Durante 18 semanas consecutivas, Ainda Estou Aqui se mantuvo como el libro más vendido en Brasil, mientras su adaptación cinematográfica compite este año por el Óscar a mejor película extranjera. Por su parte, el suplemento literario del diario El País nombró La Llamada, de Leila Guerriero, mejor libro de 2024 en Iberoamérica. El éxito comercial de estas obras refleja una lenta y dolorosa digestión del pasado, un intento por aprender para que no se repita. Un proceso que recuerda a la sociedad alemana tras el nazismo, donde la memoria se convirtió en pilar para impedir el regreso de la barbarie.

Mientras Brasil intenta procesar los horrores de su dictadura, en su vecino Venezuela esa historia sigue escribiéndose: un terrorismo de Estado que persiste bajo la dictadura de Maduro, como si el fantasma del pasado se resistiera a desaparecer.

En una entrevista, Fernanda Torres, protagonista de la película, trata de explicar que Brasil fue víctima de su tiempo: “Las dictaduras de Suramérica no eran un asunto de repúblicas bananeras. Formaban parte de la macropolítica de la época. Por eso siempre repito que fuimos víctimas de la Guerra Fría”. La pregunta es entonces inevitable: si Brasil fue pieza de aquel ajedrez geopolítico, ¿no es Venezuela hoy reflejo de una Guerra Fría 2.0, en la que las grandes potencias vuelven a jugar a favor de las dictaduras?.

Quizás por eso la historia se repite. Si antes las dictaduras en América Latina fueron patrocinadas por las potencias de la Guerra Fría, hoy nuevos y viejos imperialismos compiten por mercados y zonas de influencia, dejando a los países atrapados en esa pugna: como ocurre hoy con Ucrania o Siria. No es un accidente, es un síntoma de una geopolítica donde las dictaduras siguen siendo herramientas de control e influencia. Como entonces, las grandes potencias no ven regímenes autoritarios, sino aliados estratégicos. Y como siempre, los que pagan el precio son los pueblos sometidos al terrorismo de Estado. Nada debemos esperar, salvo de nosotros mismos, para reconquistar la democracia

Recordar es resistir

La memoria histórica no es un acto nostálgico, sino un puente entre el horror de ayer y la resistencia de hoy. Como advirtió Hannah Arendt, todo régimen totalitario necesita borrar su propio pasado para garantizar su supervivencia. De ahí que la lucha por recordar no sea solo un deber moral, sino un acto de resistencia. En sociedades marcadas por la violencia, el recuerdo no es pasado: es un campo de batalla donde se decide el futuro.

**Tarea:** Sigue escribiendo el texto sobre la memoria de las dictaduras desde su última oración. El listado es un material aparte, sin relación con el texto sobre la memoria de las dictaduras.

**Entradas aportadas:**

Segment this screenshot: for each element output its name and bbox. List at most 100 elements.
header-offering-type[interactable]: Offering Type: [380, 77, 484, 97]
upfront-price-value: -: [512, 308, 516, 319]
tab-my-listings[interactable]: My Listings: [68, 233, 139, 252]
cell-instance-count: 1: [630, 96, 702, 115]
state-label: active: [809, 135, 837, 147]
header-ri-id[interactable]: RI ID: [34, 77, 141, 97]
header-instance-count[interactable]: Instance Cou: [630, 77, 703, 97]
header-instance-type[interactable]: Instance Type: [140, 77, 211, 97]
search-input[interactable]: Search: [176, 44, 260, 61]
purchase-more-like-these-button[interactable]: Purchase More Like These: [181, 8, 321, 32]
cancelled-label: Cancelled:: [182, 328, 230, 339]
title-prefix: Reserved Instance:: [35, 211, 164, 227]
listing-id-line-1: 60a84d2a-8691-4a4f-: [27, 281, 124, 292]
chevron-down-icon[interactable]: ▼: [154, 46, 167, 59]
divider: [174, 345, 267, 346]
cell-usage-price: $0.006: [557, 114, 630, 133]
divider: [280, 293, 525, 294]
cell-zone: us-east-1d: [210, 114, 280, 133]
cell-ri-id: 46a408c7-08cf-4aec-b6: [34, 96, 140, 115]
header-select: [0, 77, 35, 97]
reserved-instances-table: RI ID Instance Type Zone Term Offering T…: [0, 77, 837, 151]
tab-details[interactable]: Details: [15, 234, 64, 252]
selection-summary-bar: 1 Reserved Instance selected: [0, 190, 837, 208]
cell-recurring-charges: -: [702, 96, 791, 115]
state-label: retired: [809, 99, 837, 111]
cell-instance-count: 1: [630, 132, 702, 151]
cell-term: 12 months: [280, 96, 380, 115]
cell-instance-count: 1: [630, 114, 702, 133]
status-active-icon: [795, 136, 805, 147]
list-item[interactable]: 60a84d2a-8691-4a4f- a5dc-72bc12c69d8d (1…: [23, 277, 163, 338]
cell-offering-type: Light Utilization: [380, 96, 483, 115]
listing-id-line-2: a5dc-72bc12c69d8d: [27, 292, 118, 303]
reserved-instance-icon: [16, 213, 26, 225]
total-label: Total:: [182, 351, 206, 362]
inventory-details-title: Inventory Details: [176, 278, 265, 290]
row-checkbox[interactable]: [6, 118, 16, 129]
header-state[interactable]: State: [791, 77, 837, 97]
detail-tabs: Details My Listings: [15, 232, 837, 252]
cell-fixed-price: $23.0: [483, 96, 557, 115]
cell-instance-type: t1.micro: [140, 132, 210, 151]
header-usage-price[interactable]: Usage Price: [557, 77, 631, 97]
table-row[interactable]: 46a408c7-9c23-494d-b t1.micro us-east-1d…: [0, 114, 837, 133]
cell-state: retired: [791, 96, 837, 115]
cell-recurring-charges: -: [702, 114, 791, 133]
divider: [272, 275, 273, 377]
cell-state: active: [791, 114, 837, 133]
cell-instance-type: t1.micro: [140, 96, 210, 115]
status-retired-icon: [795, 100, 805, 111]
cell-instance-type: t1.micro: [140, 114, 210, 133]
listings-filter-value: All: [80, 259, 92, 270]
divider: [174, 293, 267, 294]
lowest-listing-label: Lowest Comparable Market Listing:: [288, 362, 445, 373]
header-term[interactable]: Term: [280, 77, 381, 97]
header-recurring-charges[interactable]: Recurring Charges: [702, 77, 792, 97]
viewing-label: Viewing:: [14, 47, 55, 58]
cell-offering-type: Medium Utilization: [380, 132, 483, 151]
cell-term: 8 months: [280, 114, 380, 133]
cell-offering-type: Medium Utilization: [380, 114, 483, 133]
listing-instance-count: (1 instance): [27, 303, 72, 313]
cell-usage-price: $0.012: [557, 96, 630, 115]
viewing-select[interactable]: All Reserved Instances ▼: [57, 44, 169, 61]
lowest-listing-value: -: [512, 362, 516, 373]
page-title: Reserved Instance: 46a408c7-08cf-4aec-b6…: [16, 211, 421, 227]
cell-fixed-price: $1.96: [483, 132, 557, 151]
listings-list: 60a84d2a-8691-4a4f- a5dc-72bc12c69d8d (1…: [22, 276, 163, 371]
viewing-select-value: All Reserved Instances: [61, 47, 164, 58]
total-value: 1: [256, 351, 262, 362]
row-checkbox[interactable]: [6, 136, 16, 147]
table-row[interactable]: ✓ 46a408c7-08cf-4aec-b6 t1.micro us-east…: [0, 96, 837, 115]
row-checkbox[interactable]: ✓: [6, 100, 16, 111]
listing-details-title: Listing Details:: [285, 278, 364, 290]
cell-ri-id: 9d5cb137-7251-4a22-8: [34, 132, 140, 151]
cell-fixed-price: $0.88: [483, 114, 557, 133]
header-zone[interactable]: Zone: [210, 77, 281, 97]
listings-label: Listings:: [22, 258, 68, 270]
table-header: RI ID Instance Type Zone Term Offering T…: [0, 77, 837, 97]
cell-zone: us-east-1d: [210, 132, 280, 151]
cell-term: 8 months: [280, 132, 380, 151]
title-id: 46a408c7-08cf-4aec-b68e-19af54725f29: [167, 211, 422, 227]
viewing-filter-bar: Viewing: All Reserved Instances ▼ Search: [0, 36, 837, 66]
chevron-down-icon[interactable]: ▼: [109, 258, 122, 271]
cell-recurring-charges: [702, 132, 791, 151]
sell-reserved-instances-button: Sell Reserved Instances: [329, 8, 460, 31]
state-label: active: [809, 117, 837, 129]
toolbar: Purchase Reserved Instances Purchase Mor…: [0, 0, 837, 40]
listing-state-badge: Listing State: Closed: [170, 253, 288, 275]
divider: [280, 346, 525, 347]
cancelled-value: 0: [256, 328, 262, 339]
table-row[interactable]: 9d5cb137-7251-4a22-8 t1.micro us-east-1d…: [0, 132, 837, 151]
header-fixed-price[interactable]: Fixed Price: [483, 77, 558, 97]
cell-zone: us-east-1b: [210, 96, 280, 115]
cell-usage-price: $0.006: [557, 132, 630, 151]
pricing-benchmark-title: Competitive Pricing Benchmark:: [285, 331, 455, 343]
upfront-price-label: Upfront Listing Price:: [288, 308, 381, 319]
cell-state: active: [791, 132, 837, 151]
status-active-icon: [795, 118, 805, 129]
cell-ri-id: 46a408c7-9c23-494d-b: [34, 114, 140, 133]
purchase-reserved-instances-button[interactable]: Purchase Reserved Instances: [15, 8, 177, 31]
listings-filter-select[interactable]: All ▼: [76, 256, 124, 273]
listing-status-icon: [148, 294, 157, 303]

**Respuesta:**
Si en Brasil y Argentina las heridas se suturan con justicia y relatos, en Venezuela el régimen sigue disparando contra el tiempo: desaparecidos retenidos en cárceles clandestinas, reclusorios convertidos en centros de tortura, niños tras las rejas, familias destrozadas por la incertidumbre o por las condiciones inhumanas del encarcelamiento. Pero esta tragedia no ocurre en el vacío. Como antes lo fue el Cono Sur, Venezuela es hoy un escenario de fuerzas que la trascienden. Forma parte de una macropolítica donde viejos y nuevos poderes compiten por mercados, territorios y áreas de influencia, mientras la vida de la gente común se convierte en pieza prescindible en el tablero global. La represión interna no es solo el reflejo de un régimen que se perpetúa, sino de un sistema de poder donde las dictaduras siguen siendo funcionales.

Aun así, las historias como la de Eunice Paiva no son solo advertencias: son pruebas de que el terror no es invencible. Por cada víctima del Cono Sur que exhumó la verdad, hay hoy en Venezuela una madre que grita el nombre de su hijo frente a una prisión, un preso político que sobrevive al encierro con la dignidad intacta, un estudiante que alza la voz donde otros fueron silenciados. La máquina de borrar fracasa cuando alguien insiste en nombrar lo innombrable.

Leer Ainda Estou Aqui es, en el fondo, un acto de resistencia contra esa máquina de borrar. No solo nos cuenta lo que fue, sino que nos interpela: ¿qué hacemos con esa memoria? Porque la historia, como el dolor, solo se transforma si alguien decide sostenerla, darle sentido y convertirla en acción.